═══ ENTRIES SHOWN ═══

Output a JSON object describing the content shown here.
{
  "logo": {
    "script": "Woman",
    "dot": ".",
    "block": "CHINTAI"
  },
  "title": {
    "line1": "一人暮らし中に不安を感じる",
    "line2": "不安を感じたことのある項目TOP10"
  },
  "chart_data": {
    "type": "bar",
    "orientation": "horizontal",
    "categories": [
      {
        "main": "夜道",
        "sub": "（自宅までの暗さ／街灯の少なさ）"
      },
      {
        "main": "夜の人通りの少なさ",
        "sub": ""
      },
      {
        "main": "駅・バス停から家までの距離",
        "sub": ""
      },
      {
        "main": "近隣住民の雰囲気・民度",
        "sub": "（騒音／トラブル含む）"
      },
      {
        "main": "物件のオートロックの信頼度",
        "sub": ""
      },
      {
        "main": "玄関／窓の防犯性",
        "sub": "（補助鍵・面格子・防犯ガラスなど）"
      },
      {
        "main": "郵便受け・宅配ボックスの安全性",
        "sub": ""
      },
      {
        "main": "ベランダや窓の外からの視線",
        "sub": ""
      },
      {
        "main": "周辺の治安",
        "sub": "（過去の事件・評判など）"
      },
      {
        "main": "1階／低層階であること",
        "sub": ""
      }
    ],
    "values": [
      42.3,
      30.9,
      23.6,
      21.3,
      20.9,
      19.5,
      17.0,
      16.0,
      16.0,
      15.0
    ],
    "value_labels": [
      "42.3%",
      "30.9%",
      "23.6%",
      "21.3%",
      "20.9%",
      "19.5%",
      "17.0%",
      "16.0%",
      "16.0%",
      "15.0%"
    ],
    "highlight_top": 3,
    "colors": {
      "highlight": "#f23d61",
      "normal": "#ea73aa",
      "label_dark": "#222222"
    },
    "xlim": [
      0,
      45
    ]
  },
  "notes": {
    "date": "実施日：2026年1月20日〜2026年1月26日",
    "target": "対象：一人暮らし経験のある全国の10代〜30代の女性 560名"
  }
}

═══

> PROBLEM DESCRIPTION
Every entry above should be retyped exactly as shown.

> RESULT BELOW
Output a JSON object describing the content shown here.
{
  "logo": {
    "script": "Woman",
    "dot": ".",
    "block": "CHINTAI"
  },
  "title": {
    "line1": "一人暮らし中に不安を感じる",
    "line2": "不安を感じたことのある項目TOP10"
  },
  "chart_data": {
    "type": "bar",
    "orientation": "horizontal",
    "categories": [
      {
        "main": "夜道",
        "sub": "（自宅までの暗さ／街灯の少なさ）"
      },
      {
        "main": "夜の人通りの少なさ",
        "sub": ""
      },
      {
        "main": "駅・バス停から家までの距離",
        "sub": ""
      },
      {
        "main": "近隣住民の雰囲気・民度",
        "sub": "（騒音／トラブル含む）"
      },
      {
        "main": "物件のオートロックの信頼度",
        "sub": ""
      },
      {
        "main": "玄関／窓の防犯性",
        "sub": "（補助鍵・面格子・防犯ガラスなど）"
      },
      {
        "main": "郵便受け・宅配ボックスの安全性",
        "sub": ""
      },
      {
        "main": "ベランダや窓の外からの視線",
        "sub": ""
      },
      {
        "main": "周辺の治安",
        "sub": "（過去の事件・評判など）"
      },
      {
        "main": "1階／低層階であること",
        "sub": ""
      }
    ],
    "values": [
      42.3,
      30.9,
      23.6,
      21.3,
      20.9,
      19.5,
      17.0,
      16.0,
      16.0,
      15.0
    ],
    "value_labels": [
      "42.3%",
      "30.9%",
      "23.6%",
      "21.3%",
      "20.9%",
      "19.5%",
      "17.0%",
      "16.0%",
      "16.0%",
      "15.0%"
    ],
    "highlight_top": 3,
    "colors": {
      "highlight": "#f23d61",
      "normal": "#ea73aa",
      "label_dark": "#222222"
    },
    "xlim": [
      0,
      45
    ]
  },
  "notes": {
    "date": "実施日：2026年1月20日〜2026年1月26日",
    "target": "対象：一人暮らし経験のある全国の10代〜30代の女性 560名"
  }
}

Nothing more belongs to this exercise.